于 2022-09-27 13:47:24 首次发布

本文链接：https://blog.csdn.net/u013280750/article/details/126915589

版权

大数据BigData 专栏收录该内容

8 篇文章 1 订阅

订阅专栏

MapReduce工作机制

1. 话题：job 执行流程

从MapReduce第一天的学习，基本上也会对MapReduce有些感觉了，接下来我们来看一张MapReduce的作业的运行机制图，即，job执行流程。

执行流程如下：job提交阶段1-4，job初始化5-6，job分配任务 7-8，job计算9-10

run job ，相当于调用job.waitForCompletion(true); 收集job运行环境的参数信息，比如：检查，输入路径和输出路径的信息的合法性，如果不正确，会报错，并终止任务的提交。
例如：检查，Driver类，输入、输出路径。
get new jobID ，向ResourceMananger（JobTracker） 获取 MapReduce 的JobID。相当于唯一身份标识符。
计算输入分片，将运行作业所需要的资源(简单理解为jar包资源（job.xml文件））上传到HDFS。
submit job,提交job，客户端通知JobTracker可以对job进行运算，并同时把job运算资源跟存储位置告诉给JobTracker。
jobTracker收到相关任务信息之后，开始进行job的初始化 （包括运算资源的分配）。
根据map的分片数量 （spilt<128M，分一片），以及用户自定义设置的分区数量 （reduce分区），计算有多少个map任务和reduce任务
taskTracker向jobTracker发送心跳包，报告自己的信息，并从jobTracker领取分配的任务。
TaskTracker 去hdfs上，下载相关的运算任务，到自己的节点（jar包）。
启动Jvm开始工作。
运算任务，map任务或者reduce任务。最后生成文件上传hdfs。

2. 多文件处理

2.1 计算各科成绩总和

多文件计算，需求如下：计算每个人三个月各科成绩总和。 要求用面向对象的思想。
- 提示1： 怎么能准确的获取要处理的文件名称？

在这里插入图片描述

public class Score implements Writable {
    //姓名 语文 数学 英语
    private String student_Name;
    private int chinese;
    private int math;
    private int english;


    //MR序列化方法
    @Override
    public void write(DataOutput dataOutput) throws IOException {
        dataOutput.writeUTF(student_Name);
        dataOutput.writeInt(chinese);
        dataOutput.writeInt(math);
        dataOutput.writeInt(english);
    }

    //MR反序列化方法
    @Override
    public void readFields(DataInput dataInput) throws IOException {
       this.student_Name =dataInput.readUTF();
       this.chinese =dataInput.readInt();
       this.math =dataInput.readInt();
       this.english =dataInput.readInt();
    }

    //get（）和set（）方法

    public String getStudent_Name() {
        return student_Name;
    }

    public void setStudent_Name(String student_Name) {
        this.student_Name = student_Name;
    }

    public int getChinese() {
        return chinese;
    }

    public void setChinese(int chinese) {
        this.chinese = chinese;
    }

    public int getMath() {
        return math;
    }

    public void setMath(int math) {
        this.math = math;
    }

    public int getEnglish() {
        return english;
    }

    public void setEnglish(int english) {
        this.english = english;
    }

    //toString()方法

    @Override
    public String toString() {
        return "Score{" +
                "student_Name='" + student_Name + '\'' +
                ", chinese=" + chinese +
                ", math=" + math +
                ", english=" + english +
                '}';
    }
}

核心重要方法获取HDFS上文件名
- FileSplit fileSplit = (FileSplit) context.getInputSplit();
- String file_name = fileSplit.getPath().getName();

public class ScoreMapper extends Mapper<LongWritable, Text,Text,Score> {
    @Override
    protected void map(LongWritable key, Text value, Context context) throws IOException, InterruptedException {

        //1 获取文件信息，截取相应字段封装对象。

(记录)
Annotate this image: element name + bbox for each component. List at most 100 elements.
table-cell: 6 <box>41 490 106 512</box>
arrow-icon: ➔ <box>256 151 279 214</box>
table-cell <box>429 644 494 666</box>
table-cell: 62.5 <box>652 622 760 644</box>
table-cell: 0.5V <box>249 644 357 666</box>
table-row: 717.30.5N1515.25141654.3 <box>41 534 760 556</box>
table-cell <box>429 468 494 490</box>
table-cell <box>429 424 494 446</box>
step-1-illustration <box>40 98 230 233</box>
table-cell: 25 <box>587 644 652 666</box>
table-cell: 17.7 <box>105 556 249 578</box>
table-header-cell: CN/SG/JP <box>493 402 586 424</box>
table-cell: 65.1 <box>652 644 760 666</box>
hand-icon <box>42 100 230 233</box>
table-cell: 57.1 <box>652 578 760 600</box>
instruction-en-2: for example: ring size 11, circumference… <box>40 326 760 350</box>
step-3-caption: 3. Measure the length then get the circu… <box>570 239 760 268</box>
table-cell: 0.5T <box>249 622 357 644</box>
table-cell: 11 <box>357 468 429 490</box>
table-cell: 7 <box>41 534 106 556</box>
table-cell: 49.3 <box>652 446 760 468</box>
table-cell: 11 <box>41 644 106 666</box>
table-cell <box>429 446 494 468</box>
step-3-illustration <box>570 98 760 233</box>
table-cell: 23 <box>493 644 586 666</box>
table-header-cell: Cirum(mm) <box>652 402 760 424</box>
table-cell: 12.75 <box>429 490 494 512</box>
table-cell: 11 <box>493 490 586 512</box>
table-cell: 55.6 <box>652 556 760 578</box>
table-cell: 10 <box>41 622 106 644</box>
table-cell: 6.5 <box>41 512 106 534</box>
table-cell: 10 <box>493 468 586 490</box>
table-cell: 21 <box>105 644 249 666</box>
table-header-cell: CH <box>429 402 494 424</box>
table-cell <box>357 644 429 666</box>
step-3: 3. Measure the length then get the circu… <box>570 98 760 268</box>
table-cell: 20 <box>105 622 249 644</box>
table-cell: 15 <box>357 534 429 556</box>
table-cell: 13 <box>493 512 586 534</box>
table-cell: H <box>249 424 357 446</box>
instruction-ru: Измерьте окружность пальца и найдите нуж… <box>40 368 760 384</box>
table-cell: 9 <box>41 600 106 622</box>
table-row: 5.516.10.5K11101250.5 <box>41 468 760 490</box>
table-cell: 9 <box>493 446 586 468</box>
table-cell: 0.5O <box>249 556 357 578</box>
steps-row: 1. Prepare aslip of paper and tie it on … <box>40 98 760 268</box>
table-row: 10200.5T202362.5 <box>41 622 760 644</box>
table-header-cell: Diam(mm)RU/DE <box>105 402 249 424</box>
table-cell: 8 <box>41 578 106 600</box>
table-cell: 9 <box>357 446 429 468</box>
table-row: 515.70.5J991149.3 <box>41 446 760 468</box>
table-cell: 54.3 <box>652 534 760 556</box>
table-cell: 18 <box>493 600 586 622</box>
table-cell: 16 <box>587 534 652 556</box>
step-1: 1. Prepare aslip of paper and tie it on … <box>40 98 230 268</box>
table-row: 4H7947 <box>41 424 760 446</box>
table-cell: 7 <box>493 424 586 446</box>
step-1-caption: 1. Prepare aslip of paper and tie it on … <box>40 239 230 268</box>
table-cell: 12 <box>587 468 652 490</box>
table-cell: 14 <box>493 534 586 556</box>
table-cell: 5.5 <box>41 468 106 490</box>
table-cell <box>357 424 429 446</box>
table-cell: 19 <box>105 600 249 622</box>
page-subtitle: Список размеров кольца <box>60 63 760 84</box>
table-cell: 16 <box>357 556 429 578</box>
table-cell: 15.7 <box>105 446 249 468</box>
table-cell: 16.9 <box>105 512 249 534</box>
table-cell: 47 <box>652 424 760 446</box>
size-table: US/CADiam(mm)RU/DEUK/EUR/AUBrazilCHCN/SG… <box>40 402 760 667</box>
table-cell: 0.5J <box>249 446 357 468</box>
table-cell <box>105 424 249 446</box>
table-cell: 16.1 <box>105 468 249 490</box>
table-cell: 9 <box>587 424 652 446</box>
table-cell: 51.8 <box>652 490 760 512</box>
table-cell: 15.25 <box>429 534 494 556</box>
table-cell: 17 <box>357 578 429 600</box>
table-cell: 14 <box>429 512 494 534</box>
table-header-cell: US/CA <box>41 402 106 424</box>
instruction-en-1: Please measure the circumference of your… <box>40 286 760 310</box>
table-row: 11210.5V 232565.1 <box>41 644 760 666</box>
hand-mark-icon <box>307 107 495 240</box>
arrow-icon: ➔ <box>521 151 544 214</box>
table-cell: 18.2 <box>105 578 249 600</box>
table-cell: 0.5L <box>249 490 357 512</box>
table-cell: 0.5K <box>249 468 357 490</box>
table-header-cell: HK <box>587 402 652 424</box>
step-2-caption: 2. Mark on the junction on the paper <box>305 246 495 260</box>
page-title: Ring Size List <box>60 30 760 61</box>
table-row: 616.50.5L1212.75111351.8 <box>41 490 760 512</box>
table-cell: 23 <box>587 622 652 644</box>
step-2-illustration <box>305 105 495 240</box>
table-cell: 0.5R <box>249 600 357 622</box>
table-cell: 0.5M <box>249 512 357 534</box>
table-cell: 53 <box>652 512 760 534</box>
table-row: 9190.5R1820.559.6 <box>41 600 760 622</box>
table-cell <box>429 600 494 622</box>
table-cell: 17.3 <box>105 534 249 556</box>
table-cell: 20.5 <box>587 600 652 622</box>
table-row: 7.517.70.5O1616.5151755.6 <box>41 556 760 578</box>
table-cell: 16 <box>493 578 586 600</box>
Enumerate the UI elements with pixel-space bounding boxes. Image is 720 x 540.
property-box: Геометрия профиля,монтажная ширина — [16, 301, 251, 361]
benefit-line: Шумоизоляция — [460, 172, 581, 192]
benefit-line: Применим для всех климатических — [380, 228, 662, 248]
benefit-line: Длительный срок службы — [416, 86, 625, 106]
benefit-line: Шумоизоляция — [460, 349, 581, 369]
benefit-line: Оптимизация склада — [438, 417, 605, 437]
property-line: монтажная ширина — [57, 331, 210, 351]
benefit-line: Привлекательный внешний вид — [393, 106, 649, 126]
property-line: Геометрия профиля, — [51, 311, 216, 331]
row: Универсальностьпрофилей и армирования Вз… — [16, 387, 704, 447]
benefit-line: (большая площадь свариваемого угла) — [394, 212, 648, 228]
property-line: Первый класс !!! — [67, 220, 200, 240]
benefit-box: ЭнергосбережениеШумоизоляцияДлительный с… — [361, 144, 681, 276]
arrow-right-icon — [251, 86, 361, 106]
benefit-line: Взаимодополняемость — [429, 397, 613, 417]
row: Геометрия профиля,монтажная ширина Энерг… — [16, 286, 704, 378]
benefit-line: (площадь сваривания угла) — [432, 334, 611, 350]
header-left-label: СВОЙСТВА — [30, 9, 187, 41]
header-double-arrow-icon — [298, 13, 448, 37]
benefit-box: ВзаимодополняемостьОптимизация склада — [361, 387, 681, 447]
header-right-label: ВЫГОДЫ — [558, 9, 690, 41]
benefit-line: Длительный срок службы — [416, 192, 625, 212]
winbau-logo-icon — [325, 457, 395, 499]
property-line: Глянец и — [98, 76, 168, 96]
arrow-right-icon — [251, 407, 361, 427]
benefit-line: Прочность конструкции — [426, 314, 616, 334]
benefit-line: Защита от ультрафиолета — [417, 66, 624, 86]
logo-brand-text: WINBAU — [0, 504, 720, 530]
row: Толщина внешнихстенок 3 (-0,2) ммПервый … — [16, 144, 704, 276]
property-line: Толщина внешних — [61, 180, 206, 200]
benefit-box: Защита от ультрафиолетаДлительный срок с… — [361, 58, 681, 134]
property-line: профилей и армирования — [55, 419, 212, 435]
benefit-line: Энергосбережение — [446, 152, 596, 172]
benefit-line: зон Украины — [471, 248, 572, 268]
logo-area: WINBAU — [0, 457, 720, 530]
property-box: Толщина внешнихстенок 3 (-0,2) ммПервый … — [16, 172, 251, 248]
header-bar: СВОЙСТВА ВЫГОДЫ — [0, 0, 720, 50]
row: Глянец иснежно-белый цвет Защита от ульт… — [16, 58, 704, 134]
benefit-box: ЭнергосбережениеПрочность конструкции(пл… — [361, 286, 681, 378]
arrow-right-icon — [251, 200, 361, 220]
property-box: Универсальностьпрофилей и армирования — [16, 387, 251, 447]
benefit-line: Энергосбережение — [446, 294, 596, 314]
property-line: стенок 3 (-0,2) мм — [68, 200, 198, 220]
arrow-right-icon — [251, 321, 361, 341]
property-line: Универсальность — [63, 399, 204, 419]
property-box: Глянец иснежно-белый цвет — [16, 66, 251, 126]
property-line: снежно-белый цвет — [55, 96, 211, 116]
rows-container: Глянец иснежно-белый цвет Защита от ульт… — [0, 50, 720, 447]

书面要求 —
续写讲解MapReduce工作机制的那篇文字，从它的最后一句之后接着写下去。

结果 —
        String[] data = value.toString().split(" ");

        String name = data[1]; //姓名
        int score = Integer.parseInt(data[2]);//返回的分数,语文，数学或者英语。
        
        //2. 封装对象信息
        Score s = new Score();
        s.setStudent_Name(name);

        //2.1 一个文件<128M属于一个切片，获取hdfs上，切片数据中的文件名。
        FileSplit fileSplit = (FileSplit) context.getInputSplit();
        String file_name = fileSplit.getPath().getName();

        if (file_name.equals("Chinese.txt")){
            s.setChinese(score);
        }else if (file_name.equals("English.txt")){
            s.setEnglish(score);
        }else{
            s.setMath(score);
        }

        // 输出
        context.write(new Text(s.getStudent_Name()),s);
    }
}

public class ScoreReduce extends Reducer<Text,Score,Text,Score> {
    @Override
    protected void reduce(Text key, Iterable<Score> values, Context context) throws IOException, InterruptedException {
        //1，累计求和进行输出
        int math =0;
        int englis =0;
        int chinese=0;

        for (Score value :values){
            math = math +value.getMath();
            englis = englis +value.getEnglish();
            chinese =chinese+value.getChinese();
        }

        //封装对象
        Score temp = new Score();
        temp.setStudent_Name(key.toString());
        temp.setChinese(chinese);
        temp.setMath(math);
        temp.setEnglish(englis);

        context.write(key,temp);
    }
}

public class ScoreDriver {
    public static void main(String[] args) throws IOException, ClassNotFoundException, InterruptedException {

        //1.创建一个job，并启动关联
        Job job = Job.getInstance(new Configuration());
        job.setJarByClass(ScoreDriver.class);

        //2.设置运行Mapper和Reducer运行类
        job.setMapperClass(ScoreMapper.class);
        job.setReducerClass(ScoreReduce.class);

        //3.设置Mapper和Reduce输出格式
        job.setMapOutputKeyClass(Text.class);
        job.setMapOutputValueClass(Score.class);
        job.setOutputKeyClass(Text.class);
        job.setOutputValueClass(Score.class);


        //4.设置路径,处理该文件夹下所有文件
        FileInputFormat.setInputPaths(job,new Path("hdfs://192.168.150.130:9000/score"));
        FileOutputFormat.setOutputPath(job,new Path("hdfs://192.168.150.130:9000/score/resault"));

        //5.提交
        job.waitForCompletion(true);
    }
}

在这里插入图片描述

2.2 排序 WritableComparable<>

对电影进行排序，将rate评分，需要进行降序排序 （从大到小）。
- 数据源的格式很多种，下图格式叫做 json。
有比较和排序时，在对象中需要实现WritableComparable<>.
- 并且需要重写比较方法compareTo 。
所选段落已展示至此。